** start of DATA FOR THE TASK **

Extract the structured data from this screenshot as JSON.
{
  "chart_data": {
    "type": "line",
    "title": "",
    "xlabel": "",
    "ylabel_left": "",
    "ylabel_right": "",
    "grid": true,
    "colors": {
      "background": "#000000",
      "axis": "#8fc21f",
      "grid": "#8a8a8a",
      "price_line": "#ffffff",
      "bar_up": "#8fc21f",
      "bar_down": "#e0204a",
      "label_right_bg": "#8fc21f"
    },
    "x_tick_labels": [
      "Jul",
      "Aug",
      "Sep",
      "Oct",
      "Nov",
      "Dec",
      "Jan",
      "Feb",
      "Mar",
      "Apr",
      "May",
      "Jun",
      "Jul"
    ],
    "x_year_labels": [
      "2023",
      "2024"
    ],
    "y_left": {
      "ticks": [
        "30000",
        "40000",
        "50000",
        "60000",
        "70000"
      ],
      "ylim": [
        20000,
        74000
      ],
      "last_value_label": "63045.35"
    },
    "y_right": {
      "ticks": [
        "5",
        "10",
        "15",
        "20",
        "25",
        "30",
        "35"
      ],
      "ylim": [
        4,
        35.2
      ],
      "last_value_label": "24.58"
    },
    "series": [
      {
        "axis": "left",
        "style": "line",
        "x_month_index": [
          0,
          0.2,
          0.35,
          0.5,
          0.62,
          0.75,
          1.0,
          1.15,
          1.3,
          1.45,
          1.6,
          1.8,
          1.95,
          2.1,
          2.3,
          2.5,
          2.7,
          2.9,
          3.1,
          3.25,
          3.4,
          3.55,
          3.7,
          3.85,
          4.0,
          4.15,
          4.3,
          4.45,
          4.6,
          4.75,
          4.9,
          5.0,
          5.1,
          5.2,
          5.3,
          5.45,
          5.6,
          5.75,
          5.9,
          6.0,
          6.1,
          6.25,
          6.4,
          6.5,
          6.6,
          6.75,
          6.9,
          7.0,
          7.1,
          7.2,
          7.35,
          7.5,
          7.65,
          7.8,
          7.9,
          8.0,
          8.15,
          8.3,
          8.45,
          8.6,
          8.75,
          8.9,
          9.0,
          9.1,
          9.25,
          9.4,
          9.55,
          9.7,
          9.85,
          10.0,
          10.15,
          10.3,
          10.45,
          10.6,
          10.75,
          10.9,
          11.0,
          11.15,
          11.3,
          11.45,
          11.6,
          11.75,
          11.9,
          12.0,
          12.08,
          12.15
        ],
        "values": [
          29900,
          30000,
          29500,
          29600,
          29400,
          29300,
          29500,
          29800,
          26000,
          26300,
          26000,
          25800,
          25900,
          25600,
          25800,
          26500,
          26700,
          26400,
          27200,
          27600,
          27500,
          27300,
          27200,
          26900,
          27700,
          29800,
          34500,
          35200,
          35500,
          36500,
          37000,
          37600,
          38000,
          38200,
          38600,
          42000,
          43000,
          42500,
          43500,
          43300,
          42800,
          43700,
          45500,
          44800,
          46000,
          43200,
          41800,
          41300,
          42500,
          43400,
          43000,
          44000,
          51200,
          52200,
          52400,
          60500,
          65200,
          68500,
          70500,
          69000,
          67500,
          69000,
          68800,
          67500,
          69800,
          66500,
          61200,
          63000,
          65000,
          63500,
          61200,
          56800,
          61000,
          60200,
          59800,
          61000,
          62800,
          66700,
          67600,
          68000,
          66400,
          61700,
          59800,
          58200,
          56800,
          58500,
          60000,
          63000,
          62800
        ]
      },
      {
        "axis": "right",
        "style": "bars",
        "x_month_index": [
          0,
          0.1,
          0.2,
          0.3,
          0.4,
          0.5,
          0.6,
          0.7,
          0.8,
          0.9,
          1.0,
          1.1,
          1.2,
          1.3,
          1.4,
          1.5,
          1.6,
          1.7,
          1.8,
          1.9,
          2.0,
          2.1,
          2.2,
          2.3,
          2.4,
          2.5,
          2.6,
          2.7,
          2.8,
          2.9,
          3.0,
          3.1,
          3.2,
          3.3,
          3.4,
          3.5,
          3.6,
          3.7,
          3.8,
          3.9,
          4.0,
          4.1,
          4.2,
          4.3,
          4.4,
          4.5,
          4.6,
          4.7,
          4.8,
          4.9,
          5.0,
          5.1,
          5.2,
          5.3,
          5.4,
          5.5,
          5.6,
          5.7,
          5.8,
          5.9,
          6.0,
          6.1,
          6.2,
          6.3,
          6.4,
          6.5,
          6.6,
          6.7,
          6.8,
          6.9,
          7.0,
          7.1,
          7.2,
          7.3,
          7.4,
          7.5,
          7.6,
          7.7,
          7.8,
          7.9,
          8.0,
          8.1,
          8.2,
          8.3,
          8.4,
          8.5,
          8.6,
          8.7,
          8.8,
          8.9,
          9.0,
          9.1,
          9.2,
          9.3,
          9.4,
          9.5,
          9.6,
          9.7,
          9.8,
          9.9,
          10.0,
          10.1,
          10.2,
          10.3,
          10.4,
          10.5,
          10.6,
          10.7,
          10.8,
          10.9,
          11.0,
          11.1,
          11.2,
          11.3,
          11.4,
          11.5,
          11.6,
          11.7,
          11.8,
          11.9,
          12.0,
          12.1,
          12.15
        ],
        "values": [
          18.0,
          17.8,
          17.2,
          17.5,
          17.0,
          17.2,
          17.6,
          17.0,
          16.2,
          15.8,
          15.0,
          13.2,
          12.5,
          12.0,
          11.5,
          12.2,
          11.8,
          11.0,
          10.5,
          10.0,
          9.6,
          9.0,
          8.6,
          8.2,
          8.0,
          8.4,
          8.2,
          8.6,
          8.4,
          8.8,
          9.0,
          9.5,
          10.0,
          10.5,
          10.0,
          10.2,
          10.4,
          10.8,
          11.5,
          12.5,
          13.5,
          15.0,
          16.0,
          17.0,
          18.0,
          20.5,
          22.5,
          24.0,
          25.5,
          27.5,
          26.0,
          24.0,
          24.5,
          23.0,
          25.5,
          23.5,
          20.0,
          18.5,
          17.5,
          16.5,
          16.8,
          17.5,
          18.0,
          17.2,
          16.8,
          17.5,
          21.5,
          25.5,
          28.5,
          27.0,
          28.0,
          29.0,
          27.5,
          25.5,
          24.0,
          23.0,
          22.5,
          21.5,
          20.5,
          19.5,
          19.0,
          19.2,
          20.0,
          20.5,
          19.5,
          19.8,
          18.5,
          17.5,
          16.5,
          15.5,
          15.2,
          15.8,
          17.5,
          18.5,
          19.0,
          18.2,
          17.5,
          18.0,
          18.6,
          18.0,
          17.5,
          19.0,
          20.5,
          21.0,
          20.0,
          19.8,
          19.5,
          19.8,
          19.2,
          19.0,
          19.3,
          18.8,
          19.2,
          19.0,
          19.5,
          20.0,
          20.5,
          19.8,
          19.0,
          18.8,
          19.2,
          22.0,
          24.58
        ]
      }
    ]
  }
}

** end of DATA FOR THE TASK **

# WHAT TO WORK ON:
Take the entries above and transcribe them exactly.

# CORRECT RESULT:
Extract the structured data from this screenshot as JSON.
{
  "chart_data": {
    "type": "line",
    "title": "",
    "xlabel": "",
    "ylabel_left": "",
    "ylabel_right": "",
    "grid": true,
    "colors": {
      "background": "#000000",
      "axis": "#8fc21f",
      "grid": "#8a8a8a",
      "price_line": "#ffffff",
      "bar_up": "#8fc21f",
      "bar_down": "#e0204a",
      "label_right_bg": "#8fc21f"
    },
    "x_tick_labels": [
      "Jul",
      "Aug",
      "Sep",
      "Oct",
      "Nov",
      "Dec",
      "Jan",
      "Feb",
      "Mar",
      "Apr",
      "May",
      "Jun",
      "Jul"
    ],
    "x_year_labels": [
      "2023",
      "2024"
    ],
    "y_left": {
      "ticks": [
        "30000",
        "40000",
        "50000",
        "60000",
        "70000"
      ],
      "ylim": [
        20000,
        74000
      ],
      "last_value_label": "63045.35"
    },
    "y_right": {
      "ticks": [
        "5",
        "10",
        "15",
        "20",
        "25",
        "30",
        "35"
      ],
      "ylim": [
        4,
        35.2
      ],
      "last_value_label": "24.58"
    },
    "series": [
      {
        "axis": "left",
        "style": "line",
        "x_month_index": [
          0,
          0.2,
          0.35,
          0.5,
          0.62,
          0.75,
          1.0,
          1.15,
          1.3,
          1.45,
          1.6,
          1.8,
          1.95,
          2.1,
          2.3,
          2.5,
          2.7,
          2.9,
          3.1,
          3.25,
          3.4,
          3.55,
          3.7,
          3.85,
          4.0,
          4.15,
          4.3,
          4.45,
          4.6,
          4.75,
          4.9,
          5.0,
          5.1,
          5.2,
          5.3,
          5.45,
          5.6,
          5.75,
          5.9,
          6.0,
          6.1,
          6.25,
          6.4,
          6.5,
          6.6,
          6.75,
          6.9,
          7.0,
          7.1,
          7.2,
          7.35,
          7.5,
          7.65,
          7.8,
          7.9,
          8.0,
          8.15,
          8.3,
          8.45,
          8.6,
          8.75,
          8.9,
          9.0,
          9.1,
          9.25,
          9.4,
          9.55,
          9.7,
          9.85,
          10.0,
          10.15,
          10.3,
          10.45,
          10.6,
          10.75,
          10.9,
          11.0,
          11.15,
          11.3,
          11.45,
          11.6,
          11.75,
          11.9,
          12.0,
          12.08,
          12.15
        ],
        "values": [
          29900,
          30000,
          29500,
          29600,
          29400,
          29300,
          29500,
          29800,
          26000,
          26300,
          26000,
          25800,
          25900,
          25600,
          25800,
          26500,
          26700,
          26400,
          27200,
          27600,
          27500,
          27300,
          27200,
          26900,
          27700,
          29800,
          34500,
          35200,
          35500,
          36500,
          37000,
          37600,
          38000,
          38200,
          38600,
          42000,
          43000,
          42500,
          43500,
          43300,
          42800,
          43700,
          45500,
          44800,
          46000,
          43200,
          41800,
          41300,
          42500,
          43400,
          43000,
          44000,
          51200,
          52200,
          52400,
          60500,
          65200,
          68500,
          70500,
          69000,
          67500,
          69000,
          68800,
          67500,
          69800,
          66500,
          61200,
          63000,
          65000,
          63500,
          61200,
          56800,
          61000,
          60200,
          59800,
          61000,
          62800,
          66700,
          67600,
          68000,
          66400,
          61700,
          59800,
          58200,
          56800,
          58500,
          60000,
          63000,
          62800
        ]
      },
      {
        "axis": "right",
        "style": "bars",
        "x_month_index": [
          0,
          0.1,
          0.2,
          0.3,
          0.4,
          0.5,
          0.6,
          0.7,
          0.8,
          0.9,
          1.0,
          1.1,
          1.2,
          1.3,
          1.4,
          1.5,
          1.6,
          1.7,
          1.8,
          1.9,
          2.0,
          2.1,
          2.2,
          2.3,
          2.4,
          2.5,
          2.6,
          2.7,
          2.8,
          2.9,
          3.0,
          3.1,
          3.2,
          3.3,
          3.4,
          3.5,
          3.6,
          3.7,
          3.8,
          3.9,
          4.0,
          4.1,
          4.2,
          4.3,
          4.4,
          4.5,
          4.6,
          4.7,
          4.8,
          4.9,
          5.0,
          5.1,
          5.2,
          5.3,
          5.4,
          5.5,
          5.6,
          5.7,
          5.8,
          5.9,
          6.0,
          6.1,
          6.2,
          6.3,
          6.4,
          6.5,
          6.6,
          6.7,
          6.8,
          6.9,
          7.0,
          7.1,
          7.2,
          7.3,
          7.4,
          7.5,
          7.6,
          7.7,
          7.8,
          7.9,
          8.0,
          8.1,
          8.2,
          8.3,
          8.4,
          8.5,
          8.6,
          8.7,
          8.8,
          8.9,
          9.0,
          9.1,
          9.2,
          9.3,
          9.4,
          9.5,
          9.6,
          9.7,
          9.8,
          9.9,
          10.0,
          10.1,
          10.2,
          10.3,
          10.4,
          10.5,
          10.6,
          10.7,
          10.8,
          10.9,
          11.0,
          11.1,
          11.2,
          11.3,
          11.4,
          11.5,
          11.6,
          11.7,
          11.8,
          11.9,
          12.0,
          12.1,
          12.15
        ],
        "values": [
          18.0,
          17.8,
          17.2,
          17.5,
          17.0,
          17.2,
          17.6,
          17.0,
          16.2,
          15.8,
          15.0,
          13.2,
          12.5,
          12.0,
          11.5,
          12.2,
          11.8,
          11.0,
          10.5,
          10.0,
          9.6,
          9.0,
          8.6,
          8.2,
          8.0,
          8.4,
          8.2,
          8.6,
          8.4,
          8.8,
          9.0,
          9.5,
          10.0,
          10.5,
          10.0,
          10.2,
          10.4,
          10.8,
          11.5,
          12.5,
          13.5,
          15.0,
          16.0,
          17.0,
          18.0,
          20.5,
          22.5,
          24.0,
          25.5,
          27.5,
          26.0,
          24.0,
          24.5,
          23.0,
          25.5,
          23.5,
          20.0,
          18.5,
          17.5,
          16.5,
          16.8,
          17.5,
          18.0,
          17.2,
          16.8,
          17.5,
          21.5,
          25.5,
          28.5,
          27.0,
          28.0,
          29.0,
          27.5,
          25.5,
          24.0,
          23.0,
          22.5,
          21.5,
          20.5,
          19.5,
          19.0,
          19.2,
          20.0,
          20.5,
          19.5,
          19.8,
          18.5,
          17.5,
          16.5,
          15.5,
          15.2,
          15.8,
          17.5,
          18.5,
          19.0,
          18.2,
          17.5,
          18.0,
          18.6,
          18.0,
          17.5,
          19.0,
          20.5,
          21.0,
          20.0,
          19.8,
          19.5,
          19.8,
          19.2,
          19.0,
          19.3,
          18.8,
          19.2,
          19.0,
          19.5,
          20.0,
          20.5,
          19.8,
          19.0,
          18.8,
          19.2,
          22.0,
          24.58
        ]
      }
    ]
  }
}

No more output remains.